Direction: Reproduce the listing below without any change.

[Data entries for graphics]
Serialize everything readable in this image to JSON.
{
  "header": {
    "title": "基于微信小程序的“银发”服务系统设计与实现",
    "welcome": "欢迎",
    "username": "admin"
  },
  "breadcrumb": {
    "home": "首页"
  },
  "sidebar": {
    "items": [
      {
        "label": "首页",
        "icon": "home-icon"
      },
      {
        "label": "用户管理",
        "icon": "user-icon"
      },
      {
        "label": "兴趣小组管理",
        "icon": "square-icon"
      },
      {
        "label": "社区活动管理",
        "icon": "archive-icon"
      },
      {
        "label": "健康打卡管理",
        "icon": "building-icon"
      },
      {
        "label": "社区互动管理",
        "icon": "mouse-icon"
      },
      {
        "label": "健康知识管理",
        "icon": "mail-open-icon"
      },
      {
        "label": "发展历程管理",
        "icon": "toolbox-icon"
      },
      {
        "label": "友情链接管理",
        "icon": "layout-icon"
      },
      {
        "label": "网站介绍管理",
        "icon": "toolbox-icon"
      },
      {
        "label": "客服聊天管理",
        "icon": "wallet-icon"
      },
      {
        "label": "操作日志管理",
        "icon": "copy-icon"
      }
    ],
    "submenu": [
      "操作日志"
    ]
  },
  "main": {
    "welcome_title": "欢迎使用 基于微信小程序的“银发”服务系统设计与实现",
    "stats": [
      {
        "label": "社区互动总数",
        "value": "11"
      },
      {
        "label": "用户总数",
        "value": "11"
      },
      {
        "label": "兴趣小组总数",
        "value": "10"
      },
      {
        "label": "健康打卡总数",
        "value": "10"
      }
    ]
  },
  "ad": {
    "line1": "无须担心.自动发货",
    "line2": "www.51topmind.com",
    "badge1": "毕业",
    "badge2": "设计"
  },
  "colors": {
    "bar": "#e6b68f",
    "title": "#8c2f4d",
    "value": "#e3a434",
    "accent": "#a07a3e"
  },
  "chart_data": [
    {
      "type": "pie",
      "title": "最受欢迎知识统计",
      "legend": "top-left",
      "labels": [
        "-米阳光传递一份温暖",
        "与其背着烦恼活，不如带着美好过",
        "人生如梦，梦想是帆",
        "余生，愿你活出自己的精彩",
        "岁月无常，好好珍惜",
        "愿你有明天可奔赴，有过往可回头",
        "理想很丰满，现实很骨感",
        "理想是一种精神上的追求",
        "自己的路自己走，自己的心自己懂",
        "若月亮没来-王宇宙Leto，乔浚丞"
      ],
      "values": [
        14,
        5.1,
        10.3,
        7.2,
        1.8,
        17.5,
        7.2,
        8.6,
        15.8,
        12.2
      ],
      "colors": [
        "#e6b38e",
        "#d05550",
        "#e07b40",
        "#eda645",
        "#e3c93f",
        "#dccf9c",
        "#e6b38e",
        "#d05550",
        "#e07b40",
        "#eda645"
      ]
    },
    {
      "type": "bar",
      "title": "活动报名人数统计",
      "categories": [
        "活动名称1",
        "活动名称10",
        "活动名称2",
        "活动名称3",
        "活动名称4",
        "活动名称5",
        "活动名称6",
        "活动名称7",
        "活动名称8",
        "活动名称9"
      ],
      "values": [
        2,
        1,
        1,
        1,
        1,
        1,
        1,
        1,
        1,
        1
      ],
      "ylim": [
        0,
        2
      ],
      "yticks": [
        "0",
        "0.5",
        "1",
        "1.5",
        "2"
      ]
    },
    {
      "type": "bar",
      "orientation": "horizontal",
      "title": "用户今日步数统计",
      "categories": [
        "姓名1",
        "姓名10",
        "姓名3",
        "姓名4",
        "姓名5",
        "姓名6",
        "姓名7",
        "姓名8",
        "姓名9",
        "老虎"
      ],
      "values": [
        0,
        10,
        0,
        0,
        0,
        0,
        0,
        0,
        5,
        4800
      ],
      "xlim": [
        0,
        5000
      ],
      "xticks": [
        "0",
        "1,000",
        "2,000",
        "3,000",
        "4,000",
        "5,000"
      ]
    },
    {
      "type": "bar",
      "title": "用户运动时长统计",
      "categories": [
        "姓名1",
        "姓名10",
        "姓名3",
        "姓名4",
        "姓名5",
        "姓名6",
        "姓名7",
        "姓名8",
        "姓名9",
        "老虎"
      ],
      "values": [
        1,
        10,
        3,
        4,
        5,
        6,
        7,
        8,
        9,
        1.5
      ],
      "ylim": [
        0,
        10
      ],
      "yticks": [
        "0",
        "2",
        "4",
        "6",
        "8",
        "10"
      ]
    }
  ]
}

Solution for this exercise:
Serialize everything readable in this image to JSON.
{
  "header": {
    "title": "基于微信小程序的“银发”服务系统设计与实现",
    "welcome": "欢迎",
    "username": "admin"
  },
  "breadcrumb": {
    "home": "首页"
  },
  "sidebar": {
    "items": [
      {
        "label": "首页",
        "icon": "home-icon"
      },
      {
        "label": "用户管理",
        "icon": "user-icon"
      },
      {
        "label": "兴趣小组管理",
        "icon": "square-icon"
      },
      {
        "label": "社区活动管理",
        "icon": "archive-icon"
      },
      {
        "label": "健康打卡管理",
        "icon": "building-icon"
      },
      {
        "label": "社区互动管理",
        "icon": "mouse-icon"
      },
      {
        "label": "健康知识管理",
        "icon": "mail-open-icon"
      },
      {
        "label": "发展历程管理",
        "icon": "toolbox-icon"
      },
      {
        "label": "友情链接管理",
        "icon": "layout-icon"
      },
      {
        "label": "网站介绍管理",
        "icon": "toolbox-icon"
      },
      {
        "label": "客服聊天管理",
        "icon": "wallet-icon"
      },
      {
        "label": "操作日志管理",
        "icon": "copy-icon"
      }
    ],
    "submenu": [
      "操作日志"
    ]
  },
  "main": {
    "welcome_title": "欢迎使用 基于微信小程序的“银发”服务系统设计与实现",
    "stats": [
      {
        "label": "社区互动总数",
        "value": "11"
      },
      {
        "label": "用户总数",
        "value": "11"
      },
      {
        "label": "兴趣小组总数",
        "value": "10"
      },
      {
        "label": "健康打卡总数",
        "value": "10"
      }
    ]
  },
  "ad": {
    "line1": "无须担心.自动发货",
    "line2": "www.51topmind.com",
    "badge1": "毕业",
    "badge2": "设计"
  },
  "colors": {
    "bar": "#e6b68f",
    "title": "#8c2f4d",
    "value": "#e3a434",
    "accent": "#a07a3e"
  },
  "chart_data": [
    {
      "type": "pie",
      "title": "最受欢迎知识统计",
      "legend": "top-left",
      "labels": [
        "-米阳光传递一份温暖",
        "与其背着烦恼活，不如带着美好过",
        "人生如梦，梦想是帆",
        "余生，愿你活出自己的精彩",
        "岁月无常，好好珍惜",
        "愿你有明天可奔赴，有过往可回头",
        "理想很丰满，现实很骨感",
        "理想是一种精神上的追求",
        "自己的路自己走，自己的心自己懂",
        "若月亮没来-王宇宙Leto，乔浚丞"
      ],
      "values": [
        14,
        5.1,
        10.3,
        7.2,
        1.8,
        17.5,
        7.2,
        8.6,
        15.8,
        12.2
      ],
      "colors": [
        "#e6b38e",
        "#d05550",
        "#e07b40",
        "#eda645",
        "#e3c93f",
        "#dccf9c",
        "#e6b38e",
        "#d05550",
        "#e07b40",
        "#eda645"
      ]
    },
    {
      "type": "bar",
      "title": "活动报名人数统计",
      "categories": [
        "活动名称1",
        "活动名称10",
        "活动名称2",
        "活动名称3",
        "活动名称4",
        "活动名称5",
        "活动名称6",
        "活动名称7",
        "活动名称8",
        "活动名称9"
      ],
      "values": [
        2,
        1,
        1,
        1,
        1,
        1,
        1,
        1,
        1,
        1
      ],
      "ylim": [
        0,
        2
      ],
      "yticks": [
        "0",
        "0.5",
        "1",
        "1.5",
        "2"
      ]
    },
    {
      "type": "bar",
      "orientation": "horizontal",
      "title": "用户今日步数统计",
      "categories": [
        "姓名1",
        "姓名10",
        "姓名3",
        "姓名4",
        "姓名5",
        "姓名6",
        "姓名7",
        "姓名8",
        "姓名9",
        "老虎"
      ],
      "values": [
        0,
        10,
        0,
        0,
        0,
        0,
        0,
        0,
        5,
        4800
      ],
      "xlim": [
        0,
        5000
      ],
      "xticks": [
        "0",
        "1,000",
        "2,000",
        "3,000",
        "4,000",
        "5,000"
      ]
    },
    {
      "type": "bar",
      "title": "用户运动时长统计",
      "categories": [
        "姓名1",
        "姓名10",
        "姓名3",
        "姓名4",
        "姓名5",
        "姓名6",
        "姓名7",
        "姓名8",
        "姓名9",
        "老虎"
      ],
      "values": [
        1,
        10,
        3,
        4,
        5,
        6,
        7,
        8,
        9,
        1.5
      ],
      "ylim": [
        0,
        10
      ],
      "yticks": [
        "0",
        "2",
        "4",
        "6",
        "8",
        "10"
      ]
    }
  ]
}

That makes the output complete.